# What this task involves
Output the full listing below exactly as it reads, and skip anything that is a picture.

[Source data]

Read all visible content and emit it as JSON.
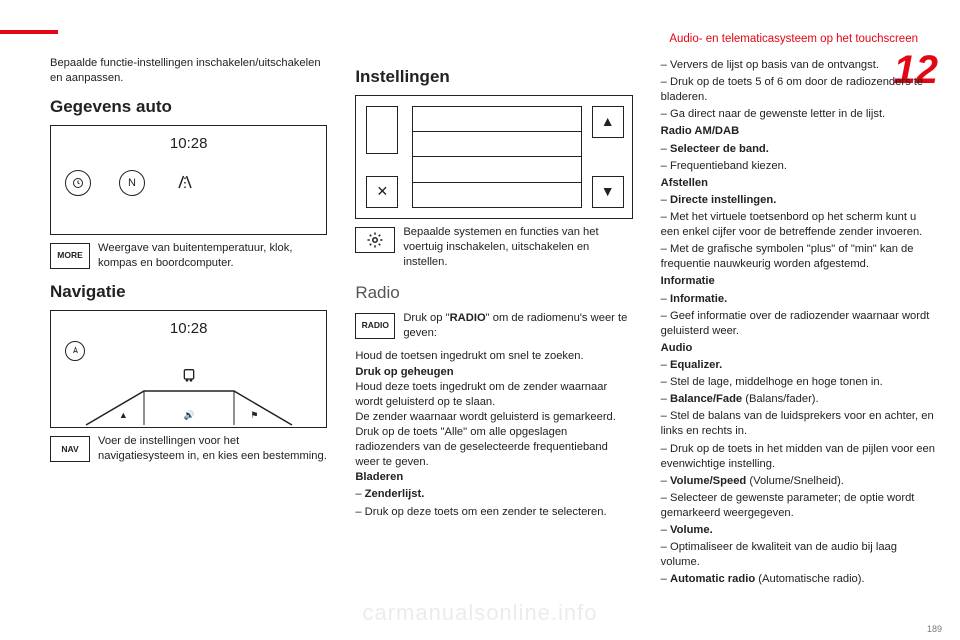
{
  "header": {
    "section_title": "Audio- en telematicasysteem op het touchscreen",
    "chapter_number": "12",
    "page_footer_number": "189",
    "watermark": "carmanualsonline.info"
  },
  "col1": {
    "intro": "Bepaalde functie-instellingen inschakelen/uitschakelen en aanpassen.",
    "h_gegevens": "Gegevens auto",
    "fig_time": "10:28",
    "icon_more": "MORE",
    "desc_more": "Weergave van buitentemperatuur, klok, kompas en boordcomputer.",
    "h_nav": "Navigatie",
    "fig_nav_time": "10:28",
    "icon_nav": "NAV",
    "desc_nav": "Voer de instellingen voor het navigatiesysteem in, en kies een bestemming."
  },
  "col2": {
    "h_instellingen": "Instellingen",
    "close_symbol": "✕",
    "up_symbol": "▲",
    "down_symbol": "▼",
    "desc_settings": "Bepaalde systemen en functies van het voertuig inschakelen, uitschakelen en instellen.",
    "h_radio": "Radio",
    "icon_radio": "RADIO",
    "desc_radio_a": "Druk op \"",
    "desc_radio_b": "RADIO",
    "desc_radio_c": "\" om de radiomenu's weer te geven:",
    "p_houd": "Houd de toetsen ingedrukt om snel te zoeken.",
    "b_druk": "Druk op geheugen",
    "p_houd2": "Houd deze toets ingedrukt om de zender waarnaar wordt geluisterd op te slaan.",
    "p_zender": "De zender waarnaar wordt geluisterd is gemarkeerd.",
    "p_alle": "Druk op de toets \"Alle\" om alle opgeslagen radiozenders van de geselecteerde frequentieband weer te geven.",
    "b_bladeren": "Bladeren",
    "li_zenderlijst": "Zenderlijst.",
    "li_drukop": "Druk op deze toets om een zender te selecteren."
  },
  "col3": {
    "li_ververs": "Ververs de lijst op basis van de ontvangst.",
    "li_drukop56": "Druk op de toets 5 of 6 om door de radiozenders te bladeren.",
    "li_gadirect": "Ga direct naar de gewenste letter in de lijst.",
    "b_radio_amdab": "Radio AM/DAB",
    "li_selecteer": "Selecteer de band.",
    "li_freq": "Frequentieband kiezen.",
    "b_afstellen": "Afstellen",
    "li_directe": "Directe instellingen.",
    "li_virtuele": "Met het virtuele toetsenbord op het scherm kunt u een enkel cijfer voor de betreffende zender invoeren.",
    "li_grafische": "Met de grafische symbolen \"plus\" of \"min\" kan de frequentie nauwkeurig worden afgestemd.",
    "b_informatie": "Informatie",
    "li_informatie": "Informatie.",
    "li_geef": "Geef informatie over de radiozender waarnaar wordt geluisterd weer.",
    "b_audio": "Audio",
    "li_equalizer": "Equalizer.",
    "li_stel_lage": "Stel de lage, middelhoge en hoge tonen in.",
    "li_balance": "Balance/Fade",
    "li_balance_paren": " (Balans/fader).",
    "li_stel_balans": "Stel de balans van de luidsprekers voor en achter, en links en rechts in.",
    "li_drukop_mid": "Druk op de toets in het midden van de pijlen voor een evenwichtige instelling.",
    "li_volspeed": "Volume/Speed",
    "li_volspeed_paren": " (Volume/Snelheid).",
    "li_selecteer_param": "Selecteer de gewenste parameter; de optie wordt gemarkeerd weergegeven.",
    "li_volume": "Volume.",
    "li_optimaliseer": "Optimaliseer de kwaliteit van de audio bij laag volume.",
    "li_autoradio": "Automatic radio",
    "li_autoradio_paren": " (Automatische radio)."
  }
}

# Response below
Read all visible content and emit it as JSON.
{
  "header": {
    "section_title": "Audio- en telematicasysteem op het touchscreen",
    "chapter_number": "12",
    "page_footer_number": "189",
    "watermark": "carmanualsonline.info"
  },
  "col1": {
    "intro": "Bepaalde functie-instellingen inschakelen/uitschakelen en aanpassen.",
    "h_gegevens": "Gegevens auto",
    "fig_time": "10:28",
    "icon_more": "MORE",
    "desc_more": "Weergave van buitentemperatuur, klok, kompas en boordcomputer.",
    "h_nav": "Navigatie",
    "fig_nav_time": "10:28",
    "icon_nav": "NAV",
    "desc_nav": "Voer de instellingen voor het navigatiesysteem in, en kies een bestemming."
  },
  "col2": {
    "h_instellingen": "Instellingen",
    "close_symbol": "✕",
    "up_symbol": "▲",
    "down_symbol": "▼",
    "desc_settings": "Bepaalde systemen en functies van het voertuig inschakelen, uitschakelen en instellen.",
    "h_radio": "Radio",
    "icon_radio": "RADIO",
    "desc_radio_a": "Druk op \"",
    "desc_radio_b": "RADIO",
    "desc_radio_c": "\" om de radiomenu's weer te geven:",
    "p_houd": "Houd de toetsen ingedrukt om snel te zoeken.",
    "b_druk": "Druk op geheugen",
    "p_houd2": "Houd deze toets ingedrukt om de zender waarnaar wordt geluisterd op te slaan.",
    "p_zender": "De zender waarnaar wordt geluisterd is gemarkeerd.",
    "p_alle": "Druk op de toets \"Alle\" om alle opgeslagen radiozenders van de geselecteerde frequentieband weer te geven.",
    "b_bladeren": "Bladeren",
    "li_zenderlijst": "Zenderlijst.",
    "li_drukop": "Druk op deze toets om een zender te selecteren."
  },
  "col3": {
    "li_ververs": "Ververs de lijst op basis van de ontvangst.",
    "li_drukop56": "Druk op de toets 5 of 6 om door de radiozenders te bladeren.",
    "li_gadirect": "Ga direct naar de gewenste letter in de lijst.",
    "b_radio_amdab": "Radio AM/DAB",
    "li_selecteer": "Selecteer de band.",
    "li_freq": "Frequentieband kiezen.",
    "b_afstellen": "Afstellen",
    "li_directe": "Directe instellingen.",
    "li_virtuele": "Met het virtuele toetsenbord op het scherm kunt u een enkel cijfer voor de betreffende zender invoeren.",
    "li_grafische": "Met de grafische symbolen \"plus\" of \"min\" kan de frequentie nauwkeurig worden afgestemd.",
    "b_informatie": "Informatie",
    "li_informatie": "Informatie.",
    "li_geef": "Geef informatie over de radiozender waarnaar wordt geluisterd weer.",
    "b_audio": "Audio",
    "li_equalizer": "Equalizer.",
    "li_stel_lage": "Stel de lage, middelhoge en hoge tonen in.",
    "li_balance": "Balance/Fade",
    "li_balance_paren": " (Balans/fader).",
    "li_stel_balans": "Stel de balans van de luidsprekers voor en achter, en links en rechts in.",
    "li_drukop_mid": "Druk op de toets in het midden van de pijlen voor een evenwichtige instelling.",
    "li_volspeed": "Volume/Speed",
    "li_volspeed_paren": " (Volume/Snelheid).",
    "li_selecteer_param": "Selecteer de gewenste parameter; de optie wordt gemarkeerd weergegeven.",
    "li_volume": "Volume.",
    "li_optimaliseer": "Optimaliseer de kwaliteit van de audio bij laag volume.",
    "li_autoradio": "Automatic radio",
    "li_autoradio_paren": " (Automatische radio)."
  }
}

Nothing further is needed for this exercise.